-- Begin --
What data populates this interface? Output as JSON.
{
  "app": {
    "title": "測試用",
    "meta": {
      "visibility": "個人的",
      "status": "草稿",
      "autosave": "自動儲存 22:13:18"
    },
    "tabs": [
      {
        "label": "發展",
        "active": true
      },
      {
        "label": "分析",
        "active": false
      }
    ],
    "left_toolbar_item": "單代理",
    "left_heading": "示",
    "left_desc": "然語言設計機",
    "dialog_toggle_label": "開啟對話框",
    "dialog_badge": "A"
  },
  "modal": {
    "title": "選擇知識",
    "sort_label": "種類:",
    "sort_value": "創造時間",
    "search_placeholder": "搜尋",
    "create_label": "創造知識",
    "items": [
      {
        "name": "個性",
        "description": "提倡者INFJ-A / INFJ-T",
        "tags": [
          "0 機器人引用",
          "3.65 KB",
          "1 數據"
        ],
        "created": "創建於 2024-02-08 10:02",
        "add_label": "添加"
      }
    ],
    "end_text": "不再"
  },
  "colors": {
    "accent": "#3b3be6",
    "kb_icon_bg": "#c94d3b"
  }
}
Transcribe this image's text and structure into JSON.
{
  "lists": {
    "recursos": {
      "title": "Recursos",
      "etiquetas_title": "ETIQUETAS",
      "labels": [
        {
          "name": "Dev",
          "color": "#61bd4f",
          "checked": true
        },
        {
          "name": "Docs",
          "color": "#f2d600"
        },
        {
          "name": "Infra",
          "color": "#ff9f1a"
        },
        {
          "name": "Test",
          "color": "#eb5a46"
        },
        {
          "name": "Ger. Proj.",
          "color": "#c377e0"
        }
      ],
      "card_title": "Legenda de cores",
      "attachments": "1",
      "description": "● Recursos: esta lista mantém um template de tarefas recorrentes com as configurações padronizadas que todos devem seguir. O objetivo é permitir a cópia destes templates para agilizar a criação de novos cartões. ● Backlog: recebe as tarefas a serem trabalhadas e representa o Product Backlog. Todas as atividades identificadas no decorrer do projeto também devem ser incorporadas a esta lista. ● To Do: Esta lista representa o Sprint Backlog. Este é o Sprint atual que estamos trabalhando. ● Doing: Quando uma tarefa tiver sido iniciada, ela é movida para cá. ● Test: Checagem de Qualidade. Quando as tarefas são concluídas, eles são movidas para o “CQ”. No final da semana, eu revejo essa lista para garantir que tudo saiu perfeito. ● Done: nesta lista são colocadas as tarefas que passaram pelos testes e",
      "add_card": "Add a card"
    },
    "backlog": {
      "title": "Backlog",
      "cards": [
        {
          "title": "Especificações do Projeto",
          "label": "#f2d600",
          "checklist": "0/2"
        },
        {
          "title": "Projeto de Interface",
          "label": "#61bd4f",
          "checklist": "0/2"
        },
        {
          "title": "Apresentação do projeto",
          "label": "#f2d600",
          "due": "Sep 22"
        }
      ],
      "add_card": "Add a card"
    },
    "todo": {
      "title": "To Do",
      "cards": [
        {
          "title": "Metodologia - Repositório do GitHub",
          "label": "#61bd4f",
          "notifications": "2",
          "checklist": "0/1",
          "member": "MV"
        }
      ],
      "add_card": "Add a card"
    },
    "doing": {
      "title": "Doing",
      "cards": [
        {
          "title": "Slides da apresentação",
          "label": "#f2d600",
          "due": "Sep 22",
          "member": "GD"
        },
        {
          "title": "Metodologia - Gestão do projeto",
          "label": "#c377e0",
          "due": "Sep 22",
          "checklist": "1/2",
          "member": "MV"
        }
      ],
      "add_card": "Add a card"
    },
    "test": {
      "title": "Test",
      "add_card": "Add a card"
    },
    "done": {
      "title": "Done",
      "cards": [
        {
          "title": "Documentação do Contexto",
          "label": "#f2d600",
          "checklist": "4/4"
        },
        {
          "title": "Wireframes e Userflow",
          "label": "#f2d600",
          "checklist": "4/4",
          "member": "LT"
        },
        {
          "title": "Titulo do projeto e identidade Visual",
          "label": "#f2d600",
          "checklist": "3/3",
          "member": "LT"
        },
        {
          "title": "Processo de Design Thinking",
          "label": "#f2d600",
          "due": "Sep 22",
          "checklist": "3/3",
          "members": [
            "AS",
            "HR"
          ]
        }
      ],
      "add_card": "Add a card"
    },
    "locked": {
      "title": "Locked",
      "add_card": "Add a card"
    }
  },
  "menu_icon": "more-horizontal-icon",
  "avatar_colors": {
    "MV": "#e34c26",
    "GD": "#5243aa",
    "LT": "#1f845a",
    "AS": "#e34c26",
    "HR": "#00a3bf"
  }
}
-- End --
Repeat the material above exactly.

What data populates this interface? Output as JSON.
{
  "app": {
    "title": "測試用",
    "meta": {
      "visibility": "個人的",
      "status": "草稿",
      "autosave": "自動儲存 22:13:18"
    },
    "tabs": [
      {
        "label": "發展",
        "active": true
      },
      {
        "label": "分析",
        "active": false
      }
    ],
    "left_toolbar_item": "單代理",
    "left_heading": "示",
    "left_desc": "然語言設計機",
    "dialog_toggle_label": "開啟對話框",
    "dialog_badge": "A"
  },
  "modal": {
    "title": "選擇知識",
    "sort_label": "種類:",
    "sort_value": "創造時間",
    "search_placeholder": "搜尋",
    "create_label": "創造知識",
    "items": [
      {
        "name": "個性",
        "description": "提倡者INFJ-A / INFJ-T",
        "tags": [
          "0 機器人引用",
          "3.65 KB",
          "1 數據"
        ],
        "created": "創建於 2024-02-08 10:02",
        "add_label": "添加"
      }
    ],
    "end_text": "不再"
  },
  "colors": {
    "accent": "#3b3be6",
    "kb_icon_bg": "#c94d3b"
  }
}
Transcribe this image's text and structure into JSON.
{
  "lists": {
    "recursos": {
      "title": "Recursos",
      "etiquetas_title": "ETIQUETAS",
      "labels": [
        {
          "name": "Dev",
          "color": "#61bd4f",
          "checked": true
        },
        {
          "name": "Docs",
          "color": "#f2d600"
        },
        {
          "name": "Infra",
          "color": "#ff9f1a"
        },
        {
          "name": "Test",
          "color": "#eb5a46"
        },
        {
          "name": "Ger. Proj.",
          "color": "#c377e0"
        }
      ],
      "card_title": "Legenda de cores",
      "attachments": "1",
      "description": "● Recursos: esta lista mantém um template de tarefas recorrentes com as configurações padronizadas que todos devem seguir. O objetivo é permitir a cópia destes templates para agilizar a criação de novos cartões. ● Backlog: recebe as tarefas a serem trabalhadas e representa o Product Backlog. Todas as atividades identificadas no decorrer do projeto também devem ser incorporadas a esta lista. ● To Do: Esta lista representa o Sprint Backlog. Este é o Sprint atual que estamos trabalhando. ● Doing: Quando uma tarefa tiver sido iniciada, ela é movida para cá. ● Test: Checagem de Qualidade. Quando as tarefas são concluídas, eles são movidas para o “CQ”. No final da semana, eu revejo essa lista para garantir que tudo saiu perfeito. ● Done: nesta lista são colocadas as tarefas que passaram pelos testes e",
      "add_card": "Add a card"
    },
    "backlog": {
      "title": "Backlog",
      "cards": [
        {
          "title": "Especificações do Projeto",
          "label": "#f2d600",
          "checklist": "0/2"
        },
        {
          "title": "Projeto de Interface",
          "label": "#61bd4f",
          "checklist": "0/2"
        },
        {
          "title": "Apresentação do projeto",
          "label": "#f2d600",
          "due": "Sep 22"
        }
      ],
      "add_card": "Add a card"
    },
    "todo": {
      "title": "To Do",
      "cards": [
        {
          "title": "Metodologia - Repositório do GitHub",
          "label": "#61bd4f",
          "notifications": "2",
          "checklist": "0/1",
          "member": "MV"
        }
      ],
      "add_card": "Add a card"
    },
    "doing": {
      "title": "Doing",
      "cards": [
        {
          "title": "Slides da apresentação",
          "label": "#f2d600",
          "due": "Sep 22",
          "member": "GD"
        },
        {
          "title": "Metodologia - Gestão do projeto",
          "label": "#c377e0",
          "due": "Sep 22",
          "checklist": "1/2",
          "member": "MV"
        }
      ],
      "add_card": "Add a card"
    },
    "test": {
      "title": "Test",
      "add_card": "Add a card"
    },
    "done": {
      "title": "Done",
      "cards": [
        {
          "title": "Documentação do Contexto",
          "label": "#f2d600",
          "checklist": "4/4"
        },
        {
          "title": "Wireframes e Userflow",
          "label": "#f2d600",
          "checklist": "4/4",
          "member": "LT"
        },
        {
          "title": "Titulo do projeto e identidade Visual",
          "label": "#f2d600",
          "checklist": "3/3",
          "member": "LT"
        },
        {
          "title": "Processo de Design Thinking",
          "label": "#f2d600",
          "due": "Sep 22",
          "checklist": "3/3",
          "members": [
            "AS",
            "HR"
          ]
        }
      ],
      "add_card": "Add a card"
    },
    "locked": {
      "title": "Locked",
      "add_card": "Add a card"
    }
  },
  "menu_icon": "more-horizontal-icon",
  "avatar_colors": {
    "MV": "#e34c26",
    "GD": "#5243aa",
    "LT": "#1f845a",
    "AS": "#e34c26",
    "HR": "#00a3bf"
  }
}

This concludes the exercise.